Instruction: Each line containing the word "ylabel" needs to be copied.

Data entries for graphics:
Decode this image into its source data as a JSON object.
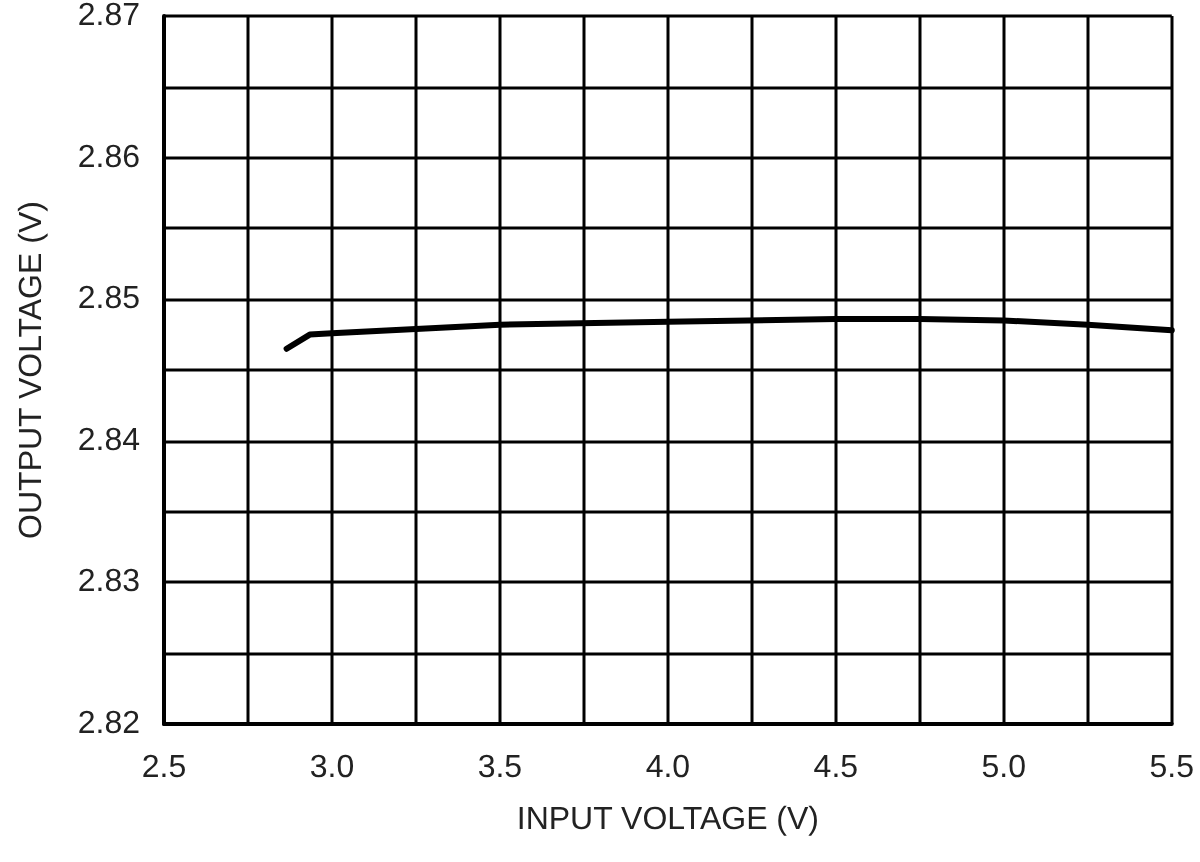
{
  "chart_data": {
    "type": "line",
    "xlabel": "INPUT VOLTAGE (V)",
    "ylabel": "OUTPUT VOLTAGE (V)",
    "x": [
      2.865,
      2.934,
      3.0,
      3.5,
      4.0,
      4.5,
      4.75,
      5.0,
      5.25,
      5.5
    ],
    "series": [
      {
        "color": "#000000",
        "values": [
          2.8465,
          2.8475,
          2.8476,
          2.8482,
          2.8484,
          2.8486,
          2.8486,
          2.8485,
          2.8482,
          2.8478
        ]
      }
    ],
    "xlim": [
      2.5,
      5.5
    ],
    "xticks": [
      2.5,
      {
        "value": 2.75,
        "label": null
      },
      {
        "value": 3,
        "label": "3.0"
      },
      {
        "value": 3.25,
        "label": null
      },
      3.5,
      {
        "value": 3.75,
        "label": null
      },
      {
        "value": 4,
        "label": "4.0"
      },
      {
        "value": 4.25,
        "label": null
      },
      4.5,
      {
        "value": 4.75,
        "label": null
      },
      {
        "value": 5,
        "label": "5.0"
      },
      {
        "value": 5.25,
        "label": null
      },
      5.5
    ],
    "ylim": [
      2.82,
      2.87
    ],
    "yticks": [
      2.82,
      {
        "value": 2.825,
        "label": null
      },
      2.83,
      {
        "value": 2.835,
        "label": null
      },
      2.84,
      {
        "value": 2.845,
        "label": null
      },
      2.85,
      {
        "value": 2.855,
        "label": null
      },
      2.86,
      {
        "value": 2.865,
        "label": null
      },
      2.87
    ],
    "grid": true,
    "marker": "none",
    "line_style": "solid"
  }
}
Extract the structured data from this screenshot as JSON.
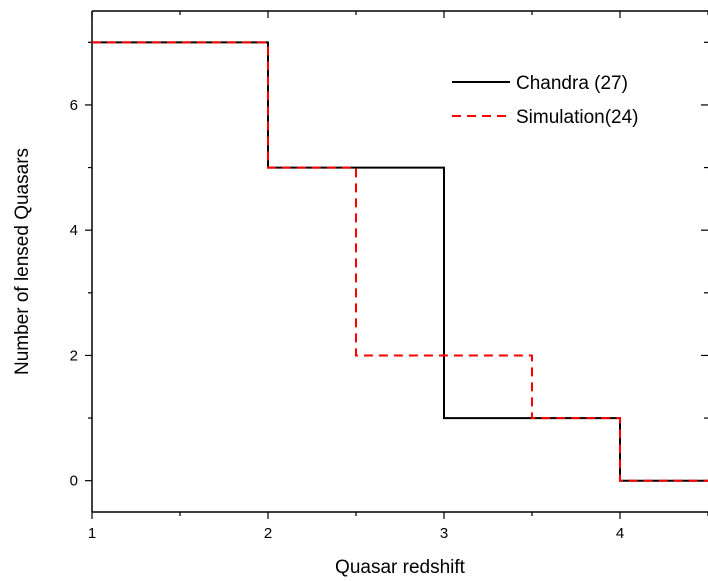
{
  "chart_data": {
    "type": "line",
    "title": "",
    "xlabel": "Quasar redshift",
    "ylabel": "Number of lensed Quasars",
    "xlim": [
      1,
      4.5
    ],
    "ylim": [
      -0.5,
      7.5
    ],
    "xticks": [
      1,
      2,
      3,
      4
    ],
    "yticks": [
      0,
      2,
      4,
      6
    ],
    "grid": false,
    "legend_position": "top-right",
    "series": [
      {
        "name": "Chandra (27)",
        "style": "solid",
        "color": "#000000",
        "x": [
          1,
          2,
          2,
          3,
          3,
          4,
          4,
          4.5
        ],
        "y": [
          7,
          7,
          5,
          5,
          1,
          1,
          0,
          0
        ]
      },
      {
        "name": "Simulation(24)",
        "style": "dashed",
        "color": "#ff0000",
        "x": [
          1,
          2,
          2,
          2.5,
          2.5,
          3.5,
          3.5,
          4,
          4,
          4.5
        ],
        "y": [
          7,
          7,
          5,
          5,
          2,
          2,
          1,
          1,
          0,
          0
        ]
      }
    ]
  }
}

Output:
    "ylabel": "OUTPUT VOLTAGE (V)",
    "ylabel": "Number of lensed Quasars",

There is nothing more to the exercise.